**Task input**
══════════════════════════════
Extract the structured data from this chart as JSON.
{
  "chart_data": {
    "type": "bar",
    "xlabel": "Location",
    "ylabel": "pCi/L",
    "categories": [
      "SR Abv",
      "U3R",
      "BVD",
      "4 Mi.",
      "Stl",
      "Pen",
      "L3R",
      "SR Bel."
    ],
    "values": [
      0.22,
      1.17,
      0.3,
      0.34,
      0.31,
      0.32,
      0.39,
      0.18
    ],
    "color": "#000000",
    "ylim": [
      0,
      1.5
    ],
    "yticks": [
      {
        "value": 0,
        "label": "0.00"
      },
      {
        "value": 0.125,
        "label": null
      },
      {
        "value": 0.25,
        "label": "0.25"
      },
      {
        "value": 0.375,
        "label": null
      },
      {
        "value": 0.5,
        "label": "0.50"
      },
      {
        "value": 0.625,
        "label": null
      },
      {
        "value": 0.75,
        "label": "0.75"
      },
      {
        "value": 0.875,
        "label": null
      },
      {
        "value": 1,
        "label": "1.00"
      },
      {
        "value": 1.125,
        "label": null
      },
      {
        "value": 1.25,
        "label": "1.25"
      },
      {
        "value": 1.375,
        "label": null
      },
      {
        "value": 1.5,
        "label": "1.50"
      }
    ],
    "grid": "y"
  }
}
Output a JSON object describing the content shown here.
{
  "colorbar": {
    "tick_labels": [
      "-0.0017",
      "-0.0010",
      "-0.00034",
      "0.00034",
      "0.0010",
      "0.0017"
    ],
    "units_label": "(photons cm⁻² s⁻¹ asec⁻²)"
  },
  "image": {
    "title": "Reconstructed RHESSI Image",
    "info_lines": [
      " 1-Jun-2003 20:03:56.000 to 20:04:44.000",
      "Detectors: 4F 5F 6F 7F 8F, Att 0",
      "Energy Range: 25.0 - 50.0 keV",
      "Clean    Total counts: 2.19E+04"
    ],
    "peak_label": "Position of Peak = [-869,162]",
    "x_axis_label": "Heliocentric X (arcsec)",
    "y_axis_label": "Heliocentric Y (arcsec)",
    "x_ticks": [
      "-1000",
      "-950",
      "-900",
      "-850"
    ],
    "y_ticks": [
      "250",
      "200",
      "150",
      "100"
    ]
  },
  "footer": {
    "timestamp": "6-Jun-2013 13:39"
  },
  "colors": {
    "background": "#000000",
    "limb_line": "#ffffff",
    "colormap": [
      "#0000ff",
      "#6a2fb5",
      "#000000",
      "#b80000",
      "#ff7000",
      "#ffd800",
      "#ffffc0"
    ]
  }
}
══════════════════════════════
**Your objective**
Quote the whole listing above, leaving nothing out.

**Answer**
Extract the structured data from this chart as JSON.
{
  "chart_data": {
    "type": "bar",
    "xlabel": "Location",
    "ylabel": "pCi/L",
    "categories": [
      "SR Abv",
      "U3R",
      "BVD",
      "4 Mi.",
      "Stl",
      "Pen",
      "L3R",
      "SR Bel."
    ],
    "values": [
      0.22,
      1.17,
      0.3,
      0.34,
      0.31,
      0.32,
      0.39,
      0.18
    ],
    "color": "#000000",
    "ylim": [
      0,
      1.5
    ],
    "yticks": [
      {
        "value": 0,
        "label": "0.00"
      },
      {
        "value": 0.125,
        "label": null
      },
      {
        "value": 0.25,
        "label": "0.25"
      },
      {
        "value": 0.375,
        "label": null
      },
      {
        "value": 0.5,
        "label": "0.50"
      },
      {
        "value": 0.625,
        "label": null
      },
      {
        "value": 0.75,
        "label": "0.75"
      },
      {
        "value": 0.875,
        "label": null
      },
      {
        "value": 1,
        "label": "1.00"
      },
      {
        "value": 1.125,
        "label": null
      },
      {
        "value": 1.25,
        "label": "1.25"
      },
      {
        "value": 1.375,
        "label": null
      },
      {
        "value": 1.5,
        "label": "1.50"
      }
    ],
    "grid": "y"
  }
}
Output a JSON object describing the content shown here.
{
  "colorbar": {
    "tick_labels": [
      "-0.0017",
      "-0.0010",
      "-0.00034",
      "0.00034",
      "0.0010",
      "0.0017"
    ],
    "units_label": "(photons cm⁻² s⁻¹ asec⁻²)"
  },
  "image": {
    "title": "Reconstructed RHESSI Image",
    "info_lines": [
      " 1-Jun-2003 20:03:56.000 to 20:04:44.000",
      "Detectors: 4F 5F 6F 7F 8F, Att 0",
      "Energy Range: 25.0 - 50.0 keV",
      "Clean    Total counts: 2.19E+04"
    ],
    "peak_label": "Position of Peak = [-869,162]",
    "x_axis_label": "Heliocentric X (arcsec)",
    "y_axis_label": "Heliocentric Y (arcsec)",
    "x_ticks": [
      "-1000",
      "-950",
      "-900",
      "-850"
    ],
    "y_ticks": [
      "250",
      "200",
      "150",
      "100"
    ]
  },
  "footer": {
    "timestamp": "6-Jun-2013 13:39"
  },
  "colors": {
    "background": "#000000",
    "limb_line": "#ffffff",
    "colormap": [
      "#0000ff",
      "#6a2fb5",
      "#000000",
      "#b80000",
      "#ff7000",
      "#ffd800",
      "#ffffc0"
    ]
  }
}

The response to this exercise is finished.